- **Aim**
Your output must consist solely of the lines from the one containing "Output the text content of this document." through the end of the records, reproduced exactly.

>> Start Dataset excerpts

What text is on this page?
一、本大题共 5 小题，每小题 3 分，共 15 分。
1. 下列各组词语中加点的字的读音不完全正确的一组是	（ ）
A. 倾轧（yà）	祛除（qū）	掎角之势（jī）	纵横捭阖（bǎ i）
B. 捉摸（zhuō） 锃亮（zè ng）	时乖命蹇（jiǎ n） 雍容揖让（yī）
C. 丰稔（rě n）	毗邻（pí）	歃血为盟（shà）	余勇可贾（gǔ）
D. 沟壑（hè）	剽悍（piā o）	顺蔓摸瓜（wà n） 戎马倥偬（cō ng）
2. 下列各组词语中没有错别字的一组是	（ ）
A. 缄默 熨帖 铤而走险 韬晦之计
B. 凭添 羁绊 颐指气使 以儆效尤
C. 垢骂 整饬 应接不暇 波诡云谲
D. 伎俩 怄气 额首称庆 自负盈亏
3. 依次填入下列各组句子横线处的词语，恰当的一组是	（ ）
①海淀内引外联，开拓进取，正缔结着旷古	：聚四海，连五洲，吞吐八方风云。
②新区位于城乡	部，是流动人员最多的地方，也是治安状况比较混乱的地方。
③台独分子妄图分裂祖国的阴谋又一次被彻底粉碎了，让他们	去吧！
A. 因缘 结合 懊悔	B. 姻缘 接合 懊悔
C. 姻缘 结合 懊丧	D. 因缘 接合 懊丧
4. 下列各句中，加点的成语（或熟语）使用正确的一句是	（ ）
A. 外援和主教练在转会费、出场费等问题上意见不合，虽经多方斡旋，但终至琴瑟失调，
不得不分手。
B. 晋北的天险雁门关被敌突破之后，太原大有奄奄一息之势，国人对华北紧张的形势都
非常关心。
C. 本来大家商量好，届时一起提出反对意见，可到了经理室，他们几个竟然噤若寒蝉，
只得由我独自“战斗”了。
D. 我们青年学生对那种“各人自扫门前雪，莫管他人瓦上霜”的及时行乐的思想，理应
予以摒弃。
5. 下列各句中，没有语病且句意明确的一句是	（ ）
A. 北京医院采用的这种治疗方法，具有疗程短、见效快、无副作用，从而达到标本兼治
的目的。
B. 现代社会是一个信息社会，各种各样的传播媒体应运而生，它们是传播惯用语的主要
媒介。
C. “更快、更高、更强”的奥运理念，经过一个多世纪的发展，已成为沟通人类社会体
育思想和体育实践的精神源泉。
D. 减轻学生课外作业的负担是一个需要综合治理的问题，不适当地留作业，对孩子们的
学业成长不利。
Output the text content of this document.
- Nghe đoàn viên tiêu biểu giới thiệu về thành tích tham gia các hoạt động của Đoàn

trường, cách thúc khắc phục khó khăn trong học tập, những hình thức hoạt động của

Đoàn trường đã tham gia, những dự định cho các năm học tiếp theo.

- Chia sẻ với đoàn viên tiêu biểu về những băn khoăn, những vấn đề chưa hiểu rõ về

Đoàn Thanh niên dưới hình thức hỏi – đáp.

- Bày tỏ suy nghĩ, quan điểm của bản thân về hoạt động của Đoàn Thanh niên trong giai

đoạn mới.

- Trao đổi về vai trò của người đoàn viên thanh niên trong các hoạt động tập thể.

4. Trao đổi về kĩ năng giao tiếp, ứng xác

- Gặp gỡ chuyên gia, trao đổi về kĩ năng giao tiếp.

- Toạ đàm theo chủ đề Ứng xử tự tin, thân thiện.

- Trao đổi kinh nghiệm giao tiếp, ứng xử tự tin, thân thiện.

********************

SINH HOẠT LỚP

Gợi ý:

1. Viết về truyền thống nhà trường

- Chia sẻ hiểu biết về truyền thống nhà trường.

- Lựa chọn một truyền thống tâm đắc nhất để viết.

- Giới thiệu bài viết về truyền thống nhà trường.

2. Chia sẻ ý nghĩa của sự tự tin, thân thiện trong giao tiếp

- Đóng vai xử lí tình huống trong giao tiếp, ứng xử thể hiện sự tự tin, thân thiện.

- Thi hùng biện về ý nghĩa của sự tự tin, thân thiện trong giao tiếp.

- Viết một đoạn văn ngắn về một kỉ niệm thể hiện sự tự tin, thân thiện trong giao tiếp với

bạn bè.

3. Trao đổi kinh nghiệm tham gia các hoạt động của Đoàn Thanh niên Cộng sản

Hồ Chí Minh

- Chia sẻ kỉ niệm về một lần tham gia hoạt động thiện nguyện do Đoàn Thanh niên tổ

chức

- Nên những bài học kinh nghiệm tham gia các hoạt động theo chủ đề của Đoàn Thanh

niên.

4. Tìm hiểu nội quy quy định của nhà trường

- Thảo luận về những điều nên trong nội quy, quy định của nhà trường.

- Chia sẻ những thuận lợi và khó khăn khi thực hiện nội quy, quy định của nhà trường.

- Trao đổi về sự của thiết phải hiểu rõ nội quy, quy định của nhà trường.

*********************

>> End Dataset excerpts

- **Solved exercise**
Output the text content of this document.
- Nghe đoàn viên tiêu biểu giới thiệu về thành tích tham gia các hoạt động của Đoàn

trường, cách thúc khắc phục khó khăn trong học tập, những hình thức hoạt động của

Đoàn trường đã tham gia, những dự định cho các năm học tiếp theo.

- Chia sẻ với đoàn viên tiêu biểu về những băn khoăn, những vấn đề chưa hiểu rõ về

Đoàn Thanh niên dưới hình thức hỏi – đáp.

- Bày tỏ suy nghĩ, quan điểm của bản thân về hoạt động của Đoàn Thanh niên trong giai

đoạn mới.

- Trao đổi về vai trò của người đoàn viên thanh niên trong các hoạt động tập thể.

4. Trao đổi về kĩ năng giao tiếp, ứng xác

- Gặp gỡ chuyên gia, trao đổi về kĩ năng giao tiếp.

- Toạ đàm theo chủ đề Ứng xử tự tin, thân thiện.

- Trao đổi kinh nghiệm giao tiếp, ứng xử tự tin, thân thiện.

********************

SINH HOẠT LỚP

Gợi ý:

1. Viết về truyền thống nhà trường

- Chia sẻ hiểu biết về truyền thống nhà trường.

- Lựa chọn một truyền thống tâm đắc nhất để viết.

- Giới thiệu bài viết về truyền thống nhà trường.

2. Chia sẻ ý nghĩa của sự tự tin, thân thiện trong giao tiếp

- Đóng vai xử lí tình huống trong giao tiếp, ứng xử thể hiện sự tự tin, thân thiện.

- Thi hùng biện về ý nghĩa của sự tự tin, thân thiện trong giao tiếp.

- Viết một đoạn văn ngắn về một kỉ niệm thể hiện sự tự tin, thân thiện trong giao tiếp với

bạn bè.

3. Trao đổi kinh nghiệm tham gia các hoạt động của Đoàn Thanh niên Cộng sản

Hồ Chí Minh

- Chia sẻ kỉ niệm về một lần tham gia hoạt động thiện nguyện do Đoàn Thanh niên tổ

chức

- Nên những bài học kinh nghiệm tham gia các hoạt động theo chủ đề của Đoàn Thanh

niên.

4. Tìm hiểu nội quy quy định của nhà trường

- Thảo luận về những điều nên trong nội quy, quy định của nhà trường.

- Chia sẻ những thuận lợi và khó khăn khi thực hiện nội quy, quy định của nhà trường.

- Trao đổi về sự của thiết phải hiểu rõ nội quy, quy định của nhà trường.

*********************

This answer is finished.